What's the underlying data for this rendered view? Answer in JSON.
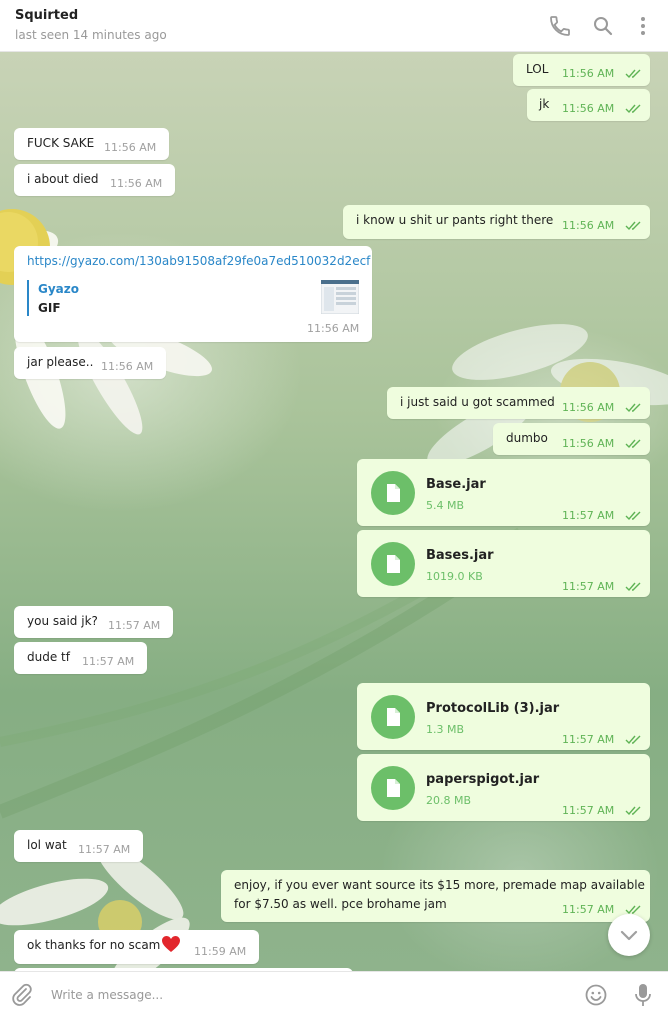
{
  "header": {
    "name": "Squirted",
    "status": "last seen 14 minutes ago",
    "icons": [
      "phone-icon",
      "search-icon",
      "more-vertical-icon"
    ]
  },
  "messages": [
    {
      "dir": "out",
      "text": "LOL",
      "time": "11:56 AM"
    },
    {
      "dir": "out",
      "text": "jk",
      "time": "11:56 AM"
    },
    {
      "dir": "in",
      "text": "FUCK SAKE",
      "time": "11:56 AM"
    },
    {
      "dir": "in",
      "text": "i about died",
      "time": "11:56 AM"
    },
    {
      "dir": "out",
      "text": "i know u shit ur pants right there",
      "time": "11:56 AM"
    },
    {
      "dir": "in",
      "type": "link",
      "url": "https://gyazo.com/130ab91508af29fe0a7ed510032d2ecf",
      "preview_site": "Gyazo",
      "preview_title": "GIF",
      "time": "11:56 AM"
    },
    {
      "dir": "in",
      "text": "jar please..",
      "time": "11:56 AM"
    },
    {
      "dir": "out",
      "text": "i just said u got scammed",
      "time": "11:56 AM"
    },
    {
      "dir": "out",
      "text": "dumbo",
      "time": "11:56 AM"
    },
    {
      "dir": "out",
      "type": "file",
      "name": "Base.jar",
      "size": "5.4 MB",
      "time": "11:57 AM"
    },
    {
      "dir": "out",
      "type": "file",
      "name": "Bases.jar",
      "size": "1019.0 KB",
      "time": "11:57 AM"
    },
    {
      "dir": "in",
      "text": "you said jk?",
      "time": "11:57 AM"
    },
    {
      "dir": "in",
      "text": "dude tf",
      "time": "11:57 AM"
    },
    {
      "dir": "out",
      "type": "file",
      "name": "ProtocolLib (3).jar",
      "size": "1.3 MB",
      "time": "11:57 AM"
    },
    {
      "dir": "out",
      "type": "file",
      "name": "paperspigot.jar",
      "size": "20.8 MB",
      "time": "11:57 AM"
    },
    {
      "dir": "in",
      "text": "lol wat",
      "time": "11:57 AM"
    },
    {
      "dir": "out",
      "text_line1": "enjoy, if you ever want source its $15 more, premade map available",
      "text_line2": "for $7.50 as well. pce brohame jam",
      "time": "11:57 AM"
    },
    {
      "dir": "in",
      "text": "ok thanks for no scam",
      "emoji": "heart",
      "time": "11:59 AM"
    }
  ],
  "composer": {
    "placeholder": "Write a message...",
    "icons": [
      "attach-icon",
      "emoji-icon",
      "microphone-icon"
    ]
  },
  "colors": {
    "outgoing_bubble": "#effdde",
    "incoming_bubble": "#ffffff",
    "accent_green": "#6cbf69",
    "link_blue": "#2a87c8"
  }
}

---

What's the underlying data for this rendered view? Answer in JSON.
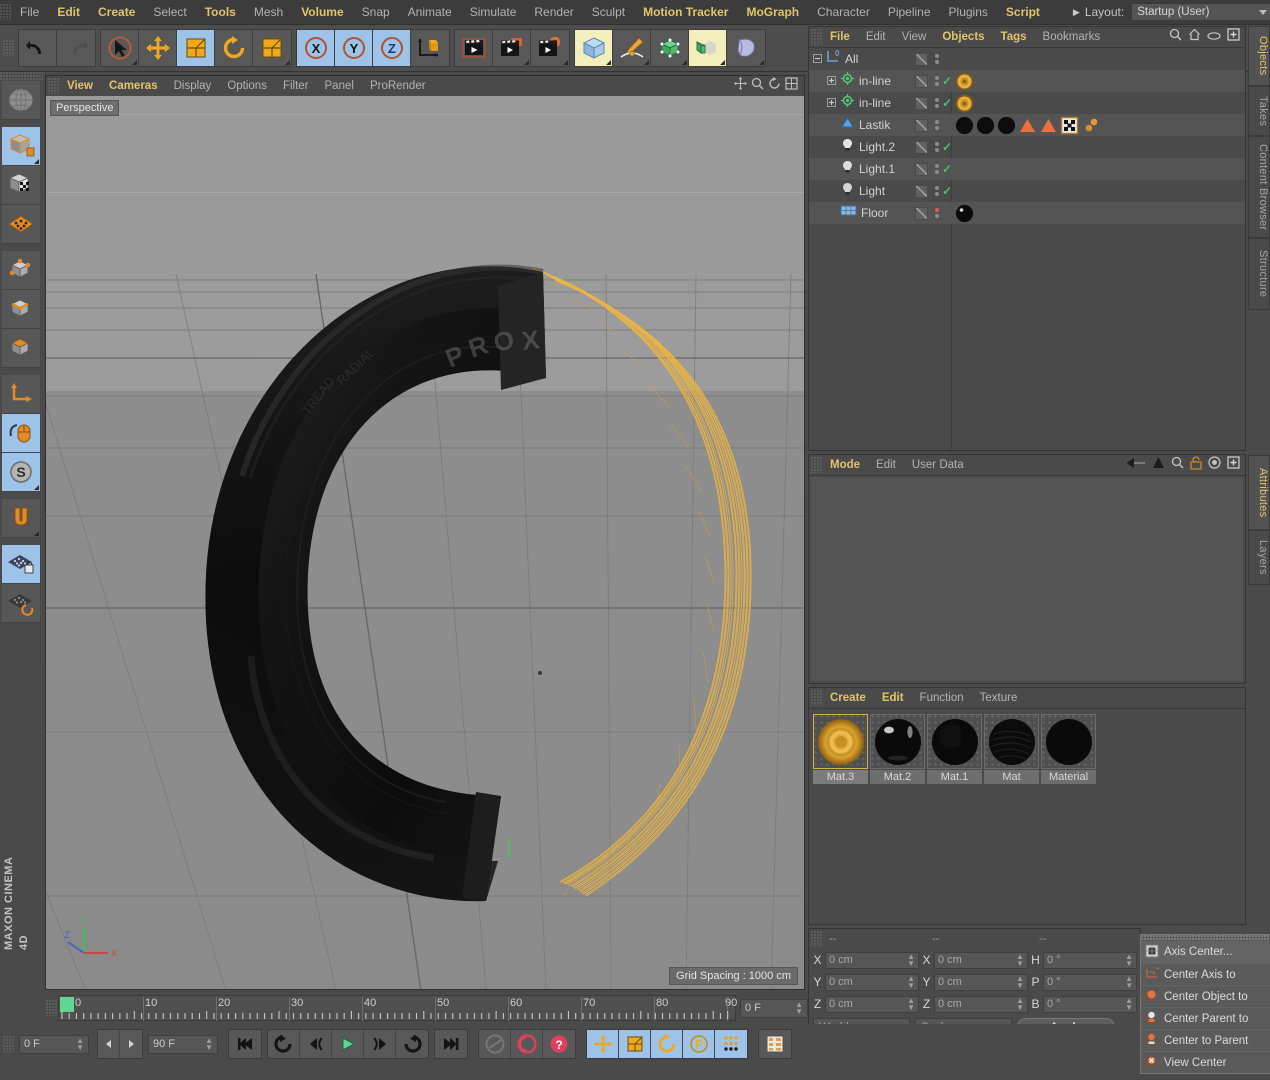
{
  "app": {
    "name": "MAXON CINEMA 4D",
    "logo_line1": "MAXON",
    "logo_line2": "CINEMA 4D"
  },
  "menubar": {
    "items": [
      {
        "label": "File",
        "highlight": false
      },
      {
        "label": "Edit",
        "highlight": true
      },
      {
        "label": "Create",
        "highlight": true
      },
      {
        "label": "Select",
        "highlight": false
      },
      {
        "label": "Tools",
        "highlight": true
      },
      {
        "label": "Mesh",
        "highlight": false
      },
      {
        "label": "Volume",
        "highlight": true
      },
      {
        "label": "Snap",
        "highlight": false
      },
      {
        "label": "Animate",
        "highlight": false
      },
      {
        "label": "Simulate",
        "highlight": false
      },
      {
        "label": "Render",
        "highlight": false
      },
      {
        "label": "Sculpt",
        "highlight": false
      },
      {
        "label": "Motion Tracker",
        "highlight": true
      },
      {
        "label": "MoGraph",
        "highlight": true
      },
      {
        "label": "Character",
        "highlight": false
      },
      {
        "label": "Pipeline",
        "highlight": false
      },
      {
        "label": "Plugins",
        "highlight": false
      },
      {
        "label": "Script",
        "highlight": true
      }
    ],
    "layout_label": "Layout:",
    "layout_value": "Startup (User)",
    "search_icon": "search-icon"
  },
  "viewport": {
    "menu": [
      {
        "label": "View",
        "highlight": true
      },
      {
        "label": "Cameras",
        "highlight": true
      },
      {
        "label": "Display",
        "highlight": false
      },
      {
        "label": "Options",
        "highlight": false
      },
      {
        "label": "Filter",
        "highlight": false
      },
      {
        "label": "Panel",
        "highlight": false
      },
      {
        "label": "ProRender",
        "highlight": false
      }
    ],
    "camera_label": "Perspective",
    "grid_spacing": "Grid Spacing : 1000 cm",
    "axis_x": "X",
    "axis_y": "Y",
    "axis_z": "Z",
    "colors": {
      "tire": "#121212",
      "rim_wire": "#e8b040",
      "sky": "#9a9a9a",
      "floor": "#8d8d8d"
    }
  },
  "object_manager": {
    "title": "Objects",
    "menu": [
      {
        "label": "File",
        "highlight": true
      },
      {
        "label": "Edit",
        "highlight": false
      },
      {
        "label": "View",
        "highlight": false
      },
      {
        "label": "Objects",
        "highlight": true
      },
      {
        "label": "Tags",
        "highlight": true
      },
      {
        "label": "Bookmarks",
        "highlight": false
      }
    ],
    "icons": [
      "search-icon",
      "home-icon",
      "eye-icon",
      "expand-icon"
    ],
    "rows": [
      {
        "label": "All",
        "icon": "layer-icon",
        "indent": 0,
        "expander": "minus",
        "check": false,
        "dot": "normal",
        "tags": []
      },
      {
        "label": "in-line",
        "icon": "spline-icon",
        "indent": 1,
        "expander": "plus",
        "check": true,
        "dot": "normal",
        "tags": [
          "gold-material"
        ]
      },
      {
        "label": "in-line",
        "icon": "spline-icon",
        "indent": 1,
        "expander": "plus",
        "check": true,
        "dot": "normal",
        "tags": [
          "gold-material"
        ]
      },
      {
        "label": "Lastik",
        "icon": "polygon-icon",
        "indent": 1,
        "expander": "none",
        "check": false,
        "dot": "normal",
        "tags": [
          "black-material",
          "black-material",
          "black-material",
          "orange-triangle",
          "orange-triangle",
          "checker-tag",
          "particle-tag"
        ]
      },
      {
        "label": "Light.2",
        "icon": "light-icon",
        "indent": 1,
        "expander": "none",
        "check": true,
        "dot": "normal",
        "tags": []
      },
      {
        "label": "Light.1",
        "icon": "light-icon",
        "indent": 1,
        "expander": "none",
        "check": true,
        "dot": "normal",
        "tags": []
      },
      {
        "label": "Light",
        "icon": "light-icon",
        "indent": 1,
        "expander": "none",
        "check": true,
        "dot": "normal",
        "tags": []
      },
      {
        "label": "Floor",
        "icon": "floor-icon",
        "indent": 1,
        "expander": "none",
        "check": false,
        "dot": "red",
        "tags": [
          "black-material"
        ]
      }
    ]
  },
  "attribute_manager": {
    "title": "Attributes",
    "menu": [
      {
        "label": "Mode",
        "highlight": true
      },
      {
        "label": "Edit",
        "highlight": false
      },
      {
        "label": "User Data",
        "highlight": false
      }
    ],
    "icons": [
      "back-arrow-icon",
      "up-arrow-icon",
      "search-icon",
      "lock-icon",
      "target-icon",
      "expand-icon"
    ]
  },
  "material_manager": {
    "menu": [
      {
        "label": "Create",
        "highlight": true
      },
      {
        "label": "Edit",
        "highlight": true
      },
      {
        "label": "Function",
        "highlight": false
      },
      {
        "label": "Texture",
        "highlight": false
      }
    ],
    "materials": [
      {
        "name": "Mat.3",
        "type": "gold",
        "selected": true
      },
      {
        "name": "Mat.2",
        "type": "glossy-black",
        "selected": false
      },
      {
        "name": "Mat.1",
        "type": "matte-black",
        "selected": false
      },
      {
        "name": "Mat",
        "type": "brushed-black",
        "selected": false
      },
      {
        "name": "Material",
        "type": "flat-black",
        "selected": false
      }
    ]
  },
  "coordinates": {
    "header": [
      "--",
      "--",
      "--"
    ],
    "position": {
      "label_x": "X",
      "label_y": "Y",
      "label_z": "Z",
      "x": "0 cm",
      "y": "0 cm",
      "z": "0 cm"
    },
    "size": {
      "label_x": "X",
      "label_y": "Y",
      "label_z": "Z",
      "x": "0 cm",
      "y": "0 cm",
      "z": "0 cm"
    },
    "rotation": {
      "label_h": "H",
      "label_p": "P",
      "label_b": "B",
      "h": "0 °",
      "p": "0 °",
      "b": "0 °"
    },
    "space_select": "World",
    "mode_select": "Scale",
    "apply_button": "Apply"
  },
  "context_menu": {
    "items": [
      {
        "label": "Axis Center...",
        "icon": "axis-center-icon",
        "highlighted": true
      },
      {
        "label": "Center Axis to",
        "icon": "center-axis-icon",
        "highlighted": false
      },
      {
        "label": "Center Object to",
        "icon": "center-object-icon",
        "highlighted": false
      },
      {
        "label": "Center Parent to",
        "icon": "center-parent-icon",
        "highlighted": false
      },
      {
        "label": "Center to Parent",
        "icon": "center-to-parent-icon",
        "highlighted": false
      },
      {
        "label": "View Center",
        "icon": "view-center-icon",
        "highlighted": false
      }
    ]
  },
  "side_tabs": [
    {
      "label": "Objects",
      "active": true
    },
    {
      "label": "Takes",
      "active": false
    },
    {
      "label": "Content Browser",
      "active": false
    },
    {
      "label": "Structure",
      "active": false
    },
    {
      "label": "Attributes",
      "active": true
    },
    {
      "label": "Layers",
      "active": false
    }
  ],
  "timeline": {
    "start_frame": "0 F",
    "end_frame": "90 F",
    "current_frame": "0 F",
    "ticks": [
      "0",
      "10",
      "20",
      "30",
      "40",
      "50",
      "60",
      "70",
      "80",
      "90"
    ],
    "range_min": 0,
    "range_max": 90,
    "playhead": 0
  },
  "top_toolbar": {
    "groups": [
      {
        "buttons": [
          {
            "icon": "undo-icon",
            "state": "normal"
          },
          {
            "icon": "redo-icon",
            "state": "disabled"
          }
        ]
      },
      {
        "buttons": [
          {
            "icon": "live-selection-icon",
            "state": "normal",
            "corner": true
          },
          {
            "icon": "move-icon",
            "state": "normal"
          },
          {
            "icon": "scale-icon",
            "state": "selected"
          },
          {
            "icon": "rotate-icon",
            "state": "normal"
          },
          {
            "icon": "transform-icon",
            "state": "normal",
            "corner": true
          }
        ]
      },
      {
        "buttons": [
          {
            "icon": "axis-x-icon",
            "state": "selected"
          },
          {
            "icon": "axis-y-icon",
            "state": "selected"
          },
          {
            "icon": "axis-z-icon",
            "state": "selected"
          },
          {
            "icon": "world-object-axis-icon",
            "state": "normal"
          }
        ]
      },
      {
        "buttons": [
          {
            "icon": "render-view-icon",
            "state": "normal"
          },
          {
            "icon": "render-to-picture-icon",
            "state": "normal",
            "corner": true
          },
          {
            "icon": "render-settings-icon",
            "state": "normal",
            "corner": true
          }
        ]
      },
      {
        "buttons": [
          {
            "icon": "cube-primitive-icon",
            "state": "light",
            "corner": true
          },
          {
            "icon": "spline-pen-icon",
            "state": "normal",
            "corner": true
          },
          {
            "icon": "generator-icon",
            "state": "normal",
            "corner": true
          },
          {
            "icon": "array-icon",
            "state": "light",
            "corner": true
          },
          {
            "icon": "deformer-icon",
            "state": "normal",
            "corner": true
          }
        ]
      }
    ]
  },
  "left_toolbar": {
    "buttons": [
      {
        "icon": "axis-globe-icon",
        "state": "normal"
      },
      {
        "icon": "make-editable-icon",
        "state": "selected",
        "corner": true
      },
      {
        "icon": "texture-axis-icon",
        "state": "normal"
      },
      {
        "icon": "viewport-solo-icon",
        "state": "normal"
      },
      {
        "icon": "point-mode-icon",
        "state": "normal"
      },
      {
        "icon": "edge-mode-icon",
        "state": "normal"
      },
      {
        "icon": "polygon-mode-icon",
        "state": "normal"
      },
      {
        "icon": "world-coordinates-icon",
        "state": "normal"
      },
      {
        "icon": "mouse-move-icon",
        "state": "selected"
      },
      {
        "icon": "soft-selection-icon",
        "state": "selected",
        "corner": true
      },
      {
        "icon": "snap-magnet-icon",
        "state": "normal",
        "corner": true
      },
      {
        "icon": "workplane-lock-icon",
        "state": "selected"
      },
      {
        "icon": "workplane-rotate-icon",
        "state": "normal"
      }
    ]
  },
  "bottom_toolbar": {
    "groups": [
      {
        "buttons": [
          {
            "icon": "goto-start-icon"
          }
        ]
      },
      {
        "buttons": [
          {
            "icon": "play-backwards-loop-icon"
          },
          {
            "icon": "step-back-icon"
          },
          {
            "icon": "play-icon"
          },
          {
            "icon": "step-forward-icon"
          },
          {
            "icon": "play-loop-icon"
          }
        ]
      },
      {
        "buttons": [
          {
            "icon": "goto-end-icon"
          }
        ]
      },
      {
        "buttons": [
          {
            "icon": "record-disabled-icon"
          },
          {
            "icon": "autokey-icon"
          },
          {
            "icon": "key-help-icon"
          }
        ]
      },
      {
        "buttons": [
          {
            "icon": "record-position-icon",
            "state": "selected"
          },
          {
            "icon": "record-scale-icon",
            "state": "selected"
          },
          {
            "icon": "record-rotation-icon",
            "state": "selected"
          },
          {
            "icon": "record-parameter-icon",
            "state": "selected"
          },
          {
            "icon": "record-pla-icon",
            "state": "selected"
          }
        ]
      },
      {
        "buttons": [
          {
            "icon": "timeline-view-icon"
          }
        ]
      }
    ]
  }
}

Stated task: Show each line holding the word "User".

Exercise output:
    "layout_value": "Startup (User)",
        "label": "User Data",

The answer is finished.